>> Begin MATERIALS PROVIDED
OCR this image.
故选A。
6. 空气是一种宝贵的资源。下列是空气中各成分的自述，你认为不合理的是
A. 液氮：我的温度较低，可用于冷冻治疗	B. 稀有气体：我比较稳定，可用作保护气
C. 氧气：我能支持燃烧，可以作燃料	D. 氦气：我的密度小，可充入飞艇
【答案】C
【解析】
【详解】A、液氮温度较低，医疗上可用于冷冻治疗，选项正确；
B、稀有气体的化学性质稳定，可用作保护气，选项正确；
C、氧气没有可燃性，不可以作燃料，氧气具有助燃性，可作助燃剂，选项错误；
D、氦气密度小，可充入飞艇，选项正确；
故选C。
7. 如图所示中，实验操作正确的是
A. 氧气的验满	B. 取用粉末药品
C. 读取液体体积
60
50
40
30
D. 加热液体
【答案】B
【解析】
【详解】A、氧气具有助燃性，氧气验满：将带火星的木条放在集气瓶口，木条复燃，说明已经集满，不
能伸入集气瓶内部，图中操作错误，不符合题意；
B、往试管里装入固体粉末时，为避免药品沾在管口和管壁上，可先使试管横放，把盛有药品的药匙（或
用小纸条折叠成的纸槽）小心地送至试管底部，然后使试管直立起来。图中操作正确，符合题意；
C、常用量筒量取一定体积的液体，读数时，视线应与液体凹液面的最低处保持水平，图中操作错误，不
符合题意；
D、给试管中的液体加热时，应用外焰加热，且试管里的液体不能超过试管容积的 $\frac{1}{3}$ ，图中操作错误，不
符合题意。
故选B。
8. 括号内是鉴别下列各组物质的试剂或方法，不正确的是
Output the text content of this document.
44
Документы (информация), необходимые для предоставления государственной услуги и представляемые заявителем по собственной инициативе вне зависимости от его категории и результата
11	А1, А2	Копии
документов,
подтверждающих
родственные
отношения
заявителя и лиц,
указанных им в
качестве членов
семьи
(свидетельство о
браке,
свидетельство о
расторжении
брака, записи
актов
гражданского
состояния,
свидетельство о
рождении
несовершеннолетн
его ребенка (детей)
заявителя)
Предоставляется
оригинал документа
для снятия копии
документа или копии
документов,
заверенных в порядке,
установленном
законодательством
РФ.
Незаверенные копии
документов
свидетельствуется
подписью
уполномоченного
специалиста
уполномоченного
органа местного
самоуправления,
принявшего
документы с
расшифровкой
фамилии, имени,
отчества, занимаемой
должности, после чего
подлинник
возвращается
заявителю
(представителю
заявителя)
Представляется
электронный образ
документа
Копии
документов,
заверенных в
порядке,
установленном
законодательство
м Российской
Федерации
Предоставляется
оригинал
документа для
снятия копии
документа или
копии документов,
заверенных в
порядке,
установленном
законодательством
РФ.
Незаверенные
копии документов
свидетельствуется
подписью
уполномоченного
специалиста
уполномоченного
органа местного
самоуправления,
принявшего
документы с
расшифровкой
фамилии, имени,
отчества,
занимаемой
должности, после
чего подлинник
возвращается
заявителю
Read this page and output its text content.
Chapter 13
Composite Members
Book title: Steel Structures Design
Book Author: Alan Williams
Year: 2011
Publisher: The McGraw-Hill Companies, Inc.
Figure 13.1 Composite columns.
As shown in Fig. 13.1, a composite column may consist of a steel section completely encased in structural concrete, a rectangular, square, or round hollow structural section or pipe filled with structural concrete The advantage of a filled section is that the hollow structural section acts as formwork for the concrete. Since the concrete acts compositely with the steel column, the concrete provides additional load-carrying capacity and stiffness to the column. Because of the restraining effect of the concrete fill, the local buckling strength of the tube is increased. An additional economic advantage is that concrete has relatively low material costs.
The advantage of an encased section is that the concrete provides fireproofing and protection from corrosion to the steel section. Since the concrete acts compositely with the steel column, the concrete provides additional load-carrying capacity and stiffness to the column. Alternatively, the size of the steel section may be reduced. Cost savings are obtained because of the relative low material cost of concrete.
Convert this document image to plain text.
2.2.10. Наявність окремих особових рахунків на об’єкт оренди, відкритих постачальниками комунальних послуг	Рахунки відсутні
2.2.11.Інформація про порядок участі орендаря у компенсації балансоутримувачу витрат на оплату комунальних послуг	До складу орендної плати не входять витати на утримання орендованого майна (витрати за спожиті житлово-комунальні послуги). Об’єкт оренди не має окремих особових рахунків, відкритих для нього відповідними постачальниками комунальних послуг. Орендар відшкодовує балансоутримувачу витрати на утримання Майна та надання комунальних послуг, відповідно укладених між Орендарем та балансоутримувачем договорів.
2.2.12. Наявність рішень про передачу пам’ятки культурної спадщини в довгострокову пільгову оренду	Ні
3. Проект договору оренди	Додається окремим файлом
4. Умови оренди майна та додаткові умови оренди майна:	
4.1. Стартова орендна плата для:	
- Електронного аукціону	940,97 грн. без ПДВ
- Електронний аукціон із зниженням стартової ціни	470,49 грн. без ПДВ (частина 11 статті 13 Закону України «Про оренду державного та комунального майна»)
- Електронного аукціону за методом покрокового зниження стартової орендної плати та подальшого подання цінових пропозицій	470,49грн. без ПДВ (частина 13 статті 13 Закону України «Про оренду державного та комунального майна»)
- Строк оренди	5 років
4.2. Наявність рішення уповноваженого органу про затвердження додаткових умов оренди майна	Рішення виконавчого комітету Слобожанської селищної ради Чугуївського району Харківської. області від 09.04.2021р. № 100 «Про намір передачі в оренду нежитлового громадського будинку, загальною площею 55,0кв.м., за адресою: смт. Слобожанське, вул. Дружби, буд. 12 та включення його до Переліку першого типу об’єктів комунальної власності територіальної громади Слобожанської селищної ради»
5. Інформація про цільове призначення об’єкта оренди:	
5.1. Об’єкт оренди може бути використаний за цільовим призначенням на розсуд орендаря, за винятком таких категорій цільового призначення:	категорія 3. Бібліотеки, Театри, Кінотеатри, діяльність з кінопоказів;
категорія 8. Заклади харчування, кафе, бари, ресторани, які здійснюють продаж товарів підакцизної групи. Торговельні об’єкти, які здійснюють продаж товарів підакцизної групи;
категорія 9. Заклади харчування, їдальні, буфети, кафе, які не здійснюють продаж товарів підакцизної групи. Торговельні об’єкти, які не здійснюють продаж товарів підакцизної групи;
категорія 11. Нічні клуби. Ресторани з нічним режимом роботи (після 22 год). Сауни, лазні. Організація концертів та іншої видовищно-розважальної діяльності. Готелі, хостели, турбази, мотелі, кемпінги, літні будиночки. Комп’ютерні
>> End MATERIALS PROVIDED
AIM OF THE EXERCISE
Print all of the entries exactly as they are written.

SOLUTION FOR THIS TASK
OCR this image.
故选A。
6. 空气是一种宝贵的资源。下列是空气中各成分的自述，你认为不合理的是
A. 液氮：我的温度较低，可用于冷冻治疗	B. 稀有气体：我比较稳定，可用作保护气
C. 氧气：我能支持燃烧，可以作燃料	D. 氦气：我的密度小，可充入飞艇
【答案】C
【解析】
【详解】A、液氮温度较低，医疗上可用于冷冻治疗，选项正确；
B、稀有气体的化学性质稳定，可用作保护气，选项正确；
C、氧气没有可燃性，不可以作燃料，氧气具有助燃性，可作助燃剂，选项错误；
D、氦气密度小，可充入飞艇，选项正确；
故选C。
7. 如图所示中，实验操作正确的是
A. 氧气的验满	B. 取用粉末药品
C. 读取液体体积
60
50
40
30
D. 加热液体
【答案】B
【解析】
【详解】A、氧气具有助燃性，氧气验满：将带火星的木条放在集气瓶口，木条复燃，说明已经集满，不
能伸入集气瓶内部，图中操作错误，不符合题意；
B、往试管里装入固体粉末时，为避免药品沾在管口和管壁上，可先使试管横放，把盛有药品的药匙（或
用小纸条折叠成的纸槽）小心地送至试管底部，然后使试管直立起来。图中操作正确，符合题意；
C、常用量筒量取一定体积的液体，读数时，视线应与液体凹液面的最低处保持水平，图中操作错误，不
符合题意；
D、给试管中的液体加热时，应用外焰加热，且试管里的液体不能超过试管容积的 $\frac{1}{3}$ ，图中操作错误，不
符合题意。
故选B。
8. 括号内是鉴别下列各组物质的试剂或方法，不正确的是
Output the text content of this document.
44
Документы (информация), необходимые для предоставления государственной услуги и представляемые заявителем по собственной инициативе вне зависимости от его категории и результата
11	А1, А2	Копии
документов,
подтверждающих
родственные
отношения
заявителя и лиц,
указанных им в
качестве членов
семьи
(свидетельство о
браке,
свидетельство о
расторжении
брака, записи
актов
гражданского
состояния,
свидетельство о
рождении
несовершеннолетн
его ребенка (детей)
заявителя)
Предоставляется
оригинал документа
для снятия копии
документа или копии
документов,
заверенных в порядке,
установленном
законодательством
РФ.
Незаверенные копии
документов
свидетельствуется
подписью
уполномоченного
специалиста
уполномоченного
органа местного
самоуправления,
принявшего
документы с
расшифровкой
фамилии, имени,
отчества, занимаемой
должности, после чего
подлинник
возвращается
заявителю
(представителю
заявителя)
Представляется
электронный образ
документа
Копии
документов,
заверенных в
порядке,
установленном
законодательство
м Российской
Федерации
Предоставляется
оригинал
документа для
снятия копии
документа или
копии документов,
заверенных в
порядке,
установленном
законодательством
РФ.
Незаверенные
копии документов
свидетельствуется
подписью
уполномоченного
специалиста
уполномоченного
органа местного
самоуправления,
принявшего
документы с
расшифровкой
фамилии, имени,
отчества,
занимаемой
должности, после
чего подлинник
возвращается
заявителю
Read this page and output its text content.
Chapter 13
Composite Members
Book title: Steel Structures Design
Book Author: Alan Williams
Year: 2011
Publisher: The McGraw-Hill Companies, Inc.
Figure 13.1 Composite columns.
As shown in Fig. 13.1, a composite column may consist of a steel section completely encased in structural concrete, a rectangular, square, or round hollow structural section or pipe filled with structural concrete The advantage of a filled section is that the hollow structural section acts as formwork for the concrete. Since the concrete acts compositely with the steel column, the concrete provides additional load-carrying capacity and stiffness to the column. Because of the restraining effect of the concrete fill, the local buckling strength of the tube is increased. An additional economic advantage is that concrete has relatively low material costs.
The advantage of an encased section is that the concrete provides fireproofing and protection from corrosion to the steel section. Since the concrete acts compositely with the steel column, the concrete provides additional load-carrying capacity and stiffness to the column. Alternatively, the size of the steel section may be reduced. Cost savings are obtained because of the relative low material cost of concrete.
Convert this document image to plain text.
2.2.10. Наявність окремих особових рахунків на об’єкт оренди, відкритих постачальниками комунальних послуг	Рахунки відсутні
2.2.11.Інформація про порядок участі орендаря у компенсації балансоутримувачу витрат на оплату комунальних послуг	До складу орендної плати не входять витати на утримання орендованого майна (витрати за спожиті житлово-комунальні послуги). Об’єкт оренди не має окремих особових рахунків, відкритих для нього відповідними постачальниками комунальних послуг. Орендар відшкодовує балансоутримувачу витрати на утримання Майна та надання комунальних послуг, відповідно укладених між Орендарем та балансоутримувачем договорів.
2.2.12. Наявність рішень про передачу пам’ятки культурної спадщини в довгострокову пільгову оренду	Ні
3. Проект договору оренди	Додається окремим файлом
4. Умови оренди майна та додаткові умови оренди майна:	
4.1. Стартова орендна плата для:	
- Електронного аукціону	940,97 грн. без ПДВ
- Електронний аукціон із зниженням стартової ціни	470,49 грн. без ПДВ (частина 11 статті 13 Закону України «Про оренду державного та комунального майна»)
- Електронного аукціону за методом покрокового зниження стартової орендної плати та подальшого подання цінових пропозицій	470,49грн. без ПДВ (частина 13 статті 13 Закону України «Про оренду державного та комунального майна»)
- Строк оренди	5 років
4.2. Наявність рішення уповноваженого органу про затвердження додаткових умов оренди майна	Рішення виконавчого комітету Слобожанської селищної ради Чугуївського району Харківської. області від 09.04.2021р. № 100 «Про намір передачі в оренду нежитлового громадського будинку, загальною площею 55,0кв.м., за адресою: смт. Слобожанське, вул. Дружби, буд. 12 та включення його до Переліку першого типу об’єктів комунальної власності територіальної громади Слобожанської селищної ради»
5. Інформація про цільове призначення об’єкта оренди:	
5.1. Об’єкт оренди може бути використаний за цільовим призначенням на розсуд орендаря, за винятком таких категорій цільового призначення:	категорія 3. Бібліотеки, Театри, Кінотеатри, діяльність з кінопоказів;
категорія 8. Заклади харчування, кафе, бари, ресторани, які здійснюють продаж товарів підакцизної групи. Торговельні об’єкти, які здійснюють продаж товарів підакцизної групи;
категорія 9. Заклади харчування, їдальні, буфети, кафе, які не здійснюють продаж товарів підакцизної групи. Торговельні об’єкти, які не здійснюють продаж товарів підакцизної групи;
категорія 11. Нічні клуби. Ресторани з нічним режимом роботи (після 22 год). Сауни, лазні. Організація концертів та іншої видовищно-розважальної діяльності. Готелі, хостели, турбази, мотелі, кемпінги, літні будиночки. Комп’ютерні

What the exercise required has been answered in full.